#### LISTED RECORDS:
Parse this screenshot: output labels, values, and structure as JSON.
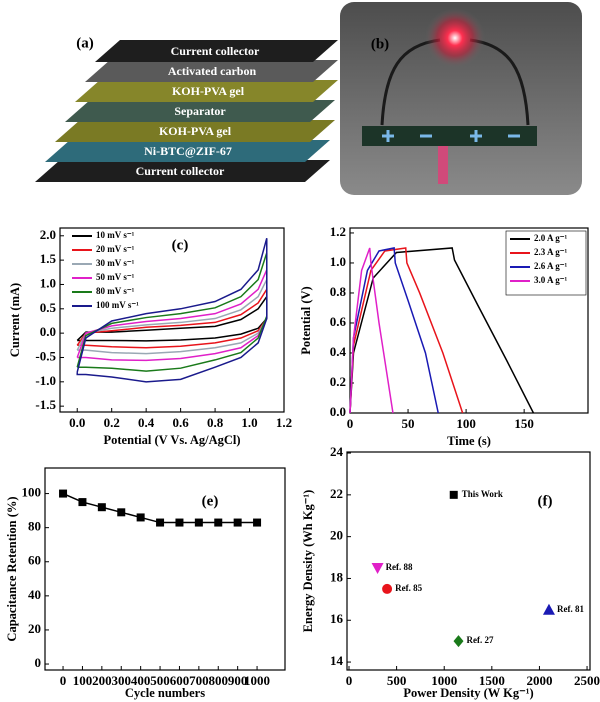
{
  "diagram": {
    "label": "(a)",
    "layers": [
      "Current collector",
      "Activated carbon",
      "KOH-PVA gel",
      "Separator",
      "KOH-PVA gel",
      "Ni-BTC@ZIF-67",
      "Current collector"
    ]
  },
  "photo": {
    "label": "(b)"
  },
  "chart_data": [
    {
      "type": "line",
      "panel_label": "(c)",
      "x_label": "Potential (V Vs. Ag/AgCl)",
      "y_label": "Current (mA)",
      "legend": "upper left",
      "x": [
        0,
        0.05,
        0.2,
        0.4,
        0.6,
        0.8,
        0.95,
        1.05,
        1.1,
        1.1,
        1.05,
        0.95,
        0.8,
        0.6,
        0.4,
        0.2,
        0.05,
        0,
        0
      ],
      "series": [
        {
          "name": "10 mV s⁻¹",
          "color": "#000000",
          "values": [
            -0.15,
            0.02,
            0.02,
            0.06,
            0.1,
            0.14,
            0.28,
            0.5,
            0.75,
            0.3,
            0.1,
            -0.02,
            -0.1,
            -0.14,
            -0.16,
            -0.15,
            -0.15,
            -0.15,
            -0.15
          ]
        },
        {
          "name": "20 mV s⁻¹",
          "color": "#e8141b",
          "values": [
            -0.25,
            0,
            0.05,
            0.12,
            0.16,
            0.22,
            0.38,
            0.62,
            0.9,
            0.3,
            0.05,
            -0.1,
            -0.2,
            -0.27,
            -0.3,
            -0.28,
            -0.25,
            -0.25,
            -0.25
          ]
        },
        {
          "name": "30 mV s⁻¹",
          "color": "#9aa8b4",
          "values": [
            -0.35,
            0,
            0.1,
            0.17,
            0.22,
            0.3,
            0.48,
            0.75,
            1.1,
            0.3,
            0,
            -0.2,
            -0.3,
            -0.38,
            -0.42,
            -0.4,
            -0.35,
            -0.35,
            -0.35
          ]
        },
        {
          "name": "50 mV s⁻¹",
          "color": "#e020c8",
          "values": [
            -0.5,
            0,
            0.15,
            0.24,
            0.3,
            0.4,
            0.6,
            0.9,
            1.3,
            0.3,
            -0.05,
            -0.3,
            -0.42,
            -0.52,
            -0.56,
            -0.55,
            -0.5,
            -0.5,
            -0.5
          ]
        },
        {
          "name": "80 mV s⁻¹",
          "color": "#1a7a1a",
          "values": [
            -0.7,
            -0.05,
            0.2,
            0.32,
            0.4,
            0.52,
            0.75,
            1.1,
            1.65,
            0.35,
            -0.1,
            -0.4,
            -0.55,
            -0.72,
            -0.78,
            -0.72,
            -0.7,
            -0.7,
            -0.7
          ]
        },
        {
          "name": "100 mV s⁻¹",
          "color": "#1a1a8c",
          "values": [
            -0.8,
            -0.1,
            0.25,
            0.4,
            0.5,
            0.65,
            0.9,
            1.3,
            1.95,
            0.3,
            -0.2,
            -0.5,
            -0.7,
            -0.95,
            -1,
            -0.9,
            -0.85,
            -0.85,
            -0.8
          ]
        }
      ],
      "xlim": [
        -0.1,
        1.2
      ],
      "ylim": [
        -1.62,
        2.16
      ],
      "xticks": [
        {
          "value": 0,
          "label": "0.0"
        },
        0.2,
        0.4,
        0.6,
        0.8,
        {
          "value": 1,
          "label": "1.0"
        },
        1.2
      ],
      "yticks": [
        {
          "value": -1.5,
          "label": "-1.5"
        },
        {
          "value": -1,
          "label": "-1.0"
        },
        -0.5,
        {
          "value": 0,
          "label": "0.0"
        },
        0.5,
        {
          "value": 1,
          "label": "1.0"
        },
        1.5,
        {
          "value": 2,
          "label": "2.0"
        }
      ]
    },
    {
      "type": "line",
      "panel_label": "(d)",
      "x_label": "Time (s)",
      "y_label": "Potential (V)",
      "legend": "upper right",
      "series": [
        {
          "name": "2.0 A g⁻¹",
          "color": "#000000",
          "x": [
            0,
            3,
            20,
            40,
            88,
            90,
            110,
            135,
            158
          ],
          "values": [
            0,
            0.4,
            0.9,
            1.07,
            1.1,
            1.02,
            0.72,
            0.35,
            0
          ]
        },
        {
          "name": "2.3 A g⁻¹",
          "color": "#e8141b",
          "x": [
            0,
            3,
            18,
            30,
            48,
            49,
            60,
            80,
            97
          ],
          "values": [
            0,
            0.45,
            0.95,
            1.08,
            1.1,
            1,
            0.8,
            0.4,
            0
          ]
        },
        {
          "name": "2.6 A g⁻¹",
          "color": "#1a1ab4",
          "x": [
            0,
            3,
            15,
            25,
            38,
            39,
            50,
            65,
            76
          ],
          "values": [
            0,
            0.5,
            0.95,
            1.08,
            1.1,
            1,
            0.75,
            0.4,
            0
          ]
        },
        {
          "name": "3.0 A g⁻¹",
          "color": "#e020c8",
          "x": [
            0,
            3,
            10,
            17,
            18,
            25,
            37
          ],
          "values": [
            0,
            0.5,
            0.95,
            1.1,
            1,
            0.6,
            0
          ]
        }
      ],
      "xlim": [
        0,
        205
      ],
      "ylim": [
        0,
        1.233
      ],
      "xticks": [
        0,
        50,
        100,
        150
      ],
      "yticks": [
        {
          "value": 0,
          "label": "0.0"
        },
        0.2,
        0.4,
        0.6,
        0.8,
        {
          "value": 1,
          "label": "1.0"
        },
        1.2
      ]
    },
    {
      "type": "line",
      "panel_label": "(e)",
      "x_label": "Cycle numbers",
      "y_label": "Capacitance Retention (%)",
      "marker": "square",
      "series": [
        {
          "color": "#000000",
          "x": [
            0,
            100,
            200,
            300,
            400,
            500,
            600,
            700,
            800,
            900,
            1000
          ],
          "values": [
            100,
            95,
            92,
            89,
            86,
            83,
            83,
            83,
            83,
            83,
            83
          ]
        }
      ],
      "xlim": [
        -93,
        1144
      ],
      "ylim": [
        -3.5,
        115
      ],
      "xticks": [
        0,
        100,
        200,
        300,
        400,
        500,
        600,
        700,
        800,
        900,
        1000
      ],
      "yticks": [
        0,
        20,
        40,
        60,
        80,
        100
      ]
    },
    {
      "type": "scatter",
      "panel_label": "(f)",
      "x_label": "Power Density (W Kg⁻¹)",
      "y_label": "Energy Density (Wh Kg⁻¹)",
      "series": [
        {
          "name": "This Work",
          "color": "#000000",
          "marker": "square",
          "x": [
            1100
          ],
          "values": [
            22
          ]
        },
        {
          "name": "Ref. 88",
          "color": "#e020c8",
          "marker": "triangle-down",
          "x": [
            300
          ],
          "values": [
            18.5
          ]
        },
        {
          "name": "Ref. 85",
          "color": "#e8141b",
          "marker": "circle",
          "x": [
            400
          ],
          "values": [
            17.5
          ]
        },
        {
          "name": "Ref. 81",
          "color": "#1a1ab4",
          "marker": "triangle-up",
          "x": [
            2100
          ],
          "values": [
            16.5
          ]
        },
        {
          "name": "Ref. 27",
          "color": "#1a7a1a",
          "marker": "diamond",
          "x": [
            1150
          ],
          "values": [
            15
          ]
        }
      ],
      "xlim": [
        -21,
        2531
      ],
      "ylim": [
        13.62,
        24.05
      ],
      "xticks": [
        0,
        500,
        1000,
        1500,
        2000,
        2500
      ],
      "yticks": [
        14,
        16,
        18,
        20,
        22,
        24
      ]
    }
  ]
}
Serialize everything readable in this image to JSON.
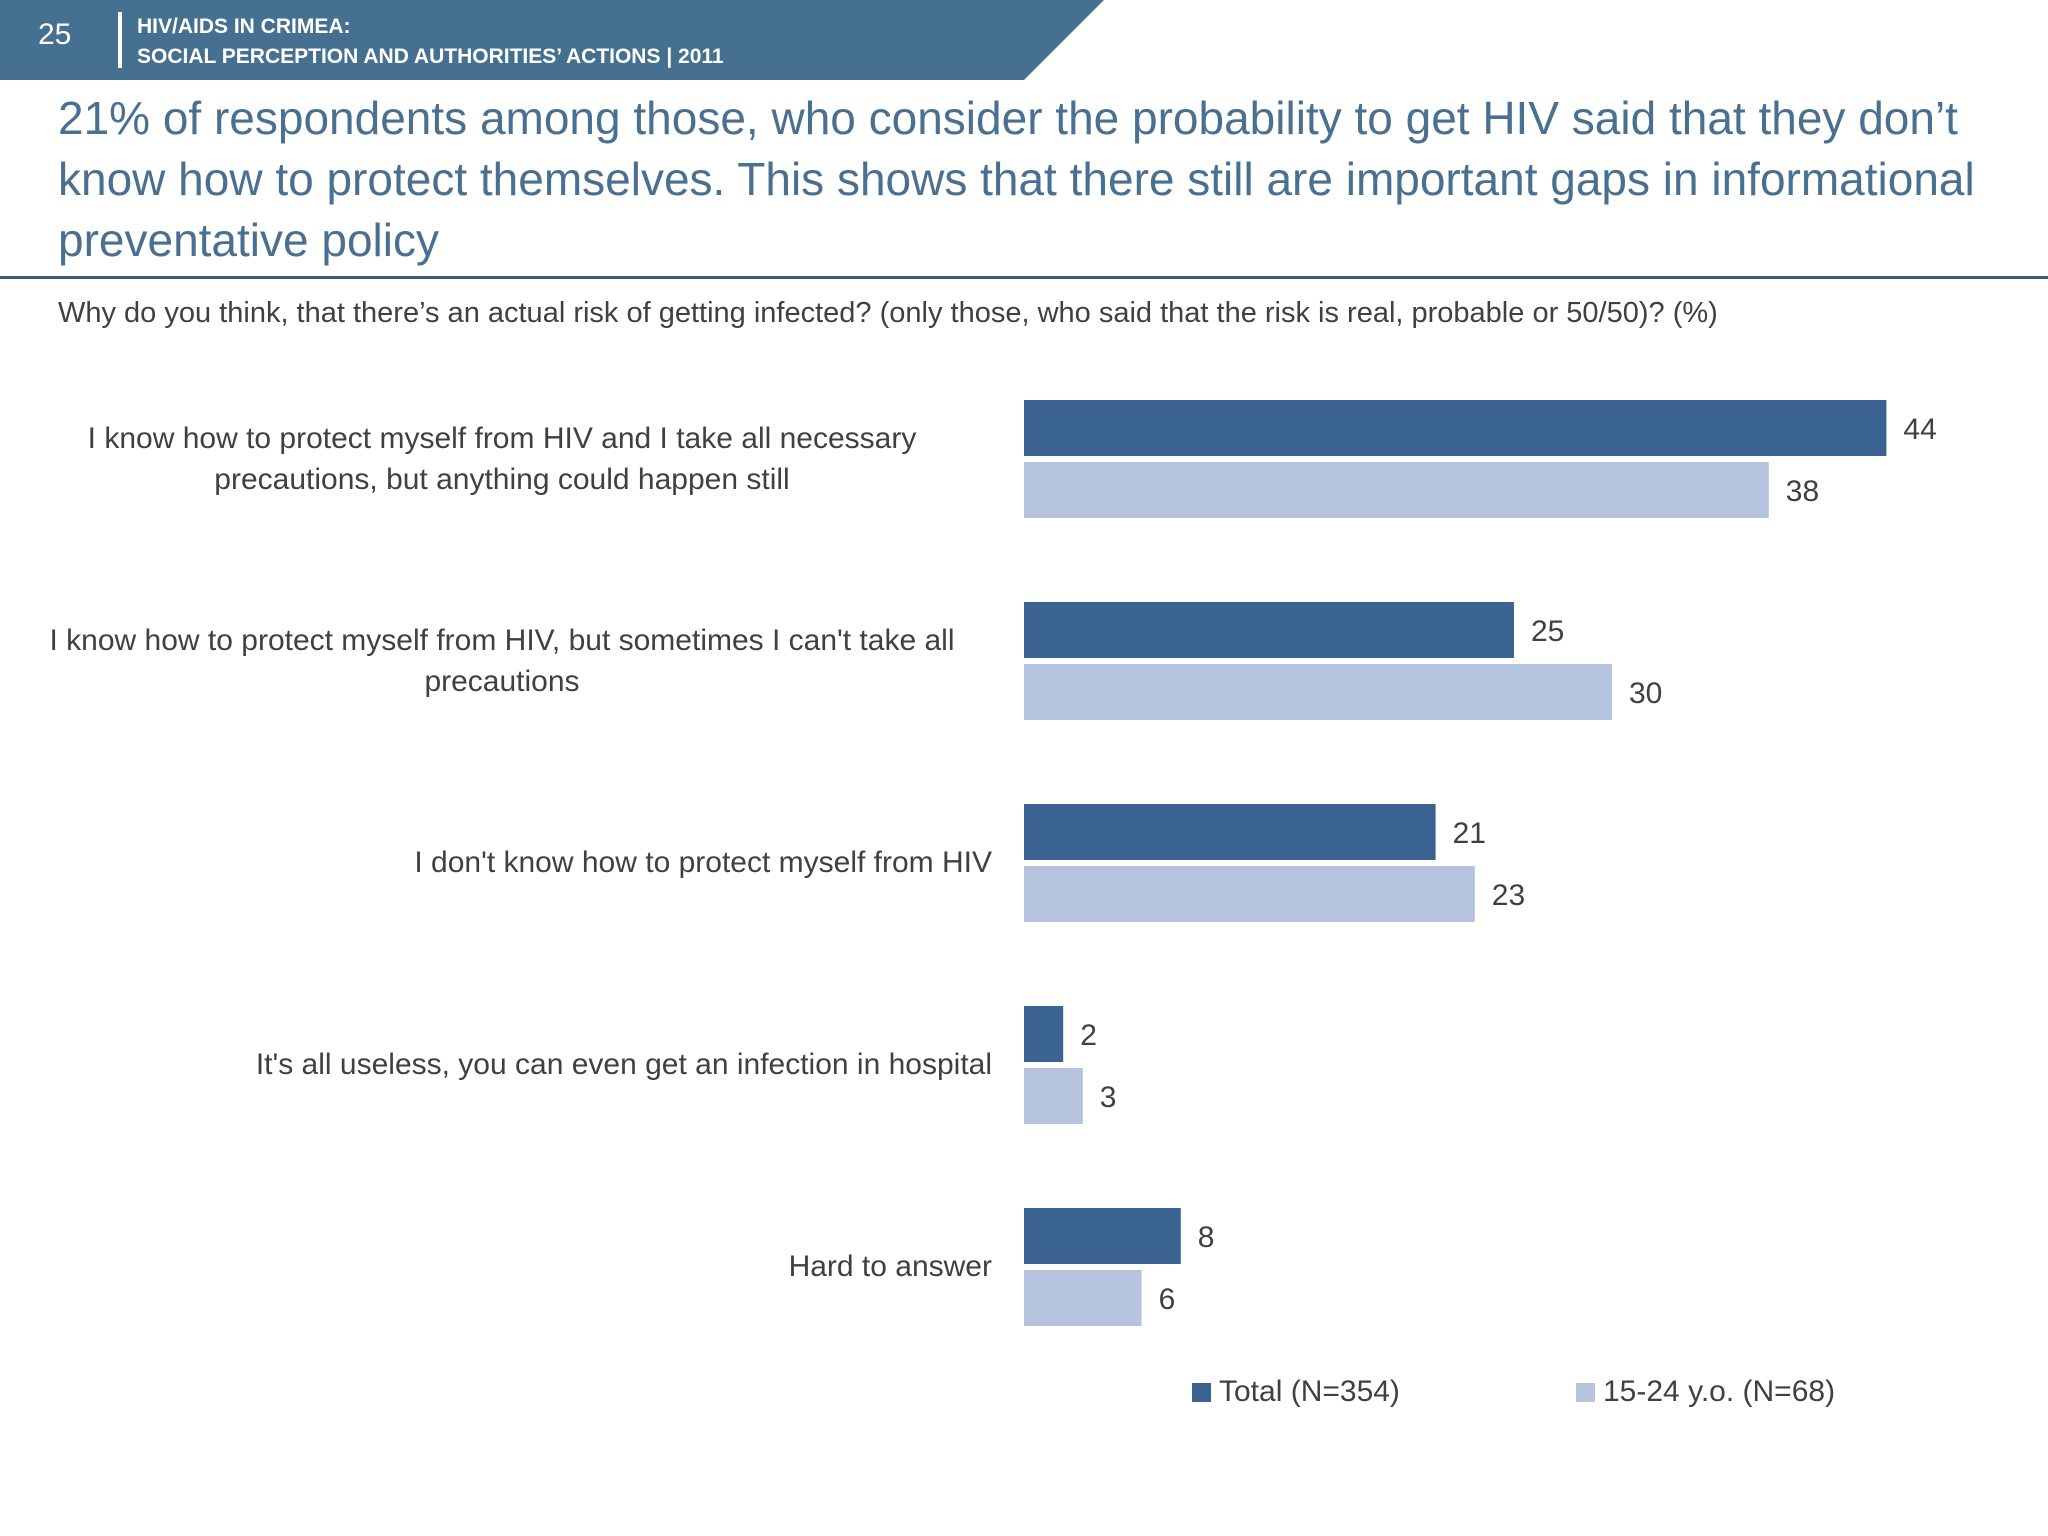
{
  "header": {
    "page_number": "25",
    "title_line1": "HIV/AIDS IN CRIMEA:",
    "title_line2": "SOCIAL PERCEPTION AND AUTHORITIES’ ACTIONS  |  2011",
    "band_color": "#46708f"
  },
  "headline": "21% of respondents among those, who consider the probability to get HIV said that they don’t know how to protect themselves. This shows that there still are important gaps in informational preventative policy",
  "chart_data": {
    "type": "bar",
    "orientation": "horizontal",
    "title": "Why do you think, that there’s an actual risk of getting infected? (only those, who said that the risk is real, probable or 50/50)? (%)",
    "categories": [
      "I know how to protect myself from HIV and I take all necessary precautions, but anything could happen still",
      "I know how to protect myself from HIV, but sometimes I can't take all precautions",
      "I don't know how to protect myself from HIV",
      "It's all useless, you can even get an infection in hospital",
      "Hard to answer"
    ],
    "series": [
      {
        "name": "Total (N=354)",
        "color": "#3b6392",
        "values": [
          44,
          25,
          21,
          2,
          8
        ]
      },
      {
        "name": "15-24 y.o. (N=68)",
        "color": "#b6c3de",
        "values": [
          38,
          30,
          23,
          3,
          6
        ]
      }
    ],
    "xlim": [
      0,
      50
    ],
    "data_labels": true,
    "gridlines": false,
    "legend_position": "bottom"
  }
}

#### STATED EXERCISE:
Find each line with the string "there" and copy it out.

#### FINISHED EXERCISE:
  "headline": "21% of respondents among those, who consider the probability to get HIV said that they don’t know how to protect themselves. This shows that there still are important gaps in informational preventative policy",
    "title": "Why do you think, that there’s an actual risk of getting infected? (only those, who said that the risk is real, probable or 50/50)? (%)",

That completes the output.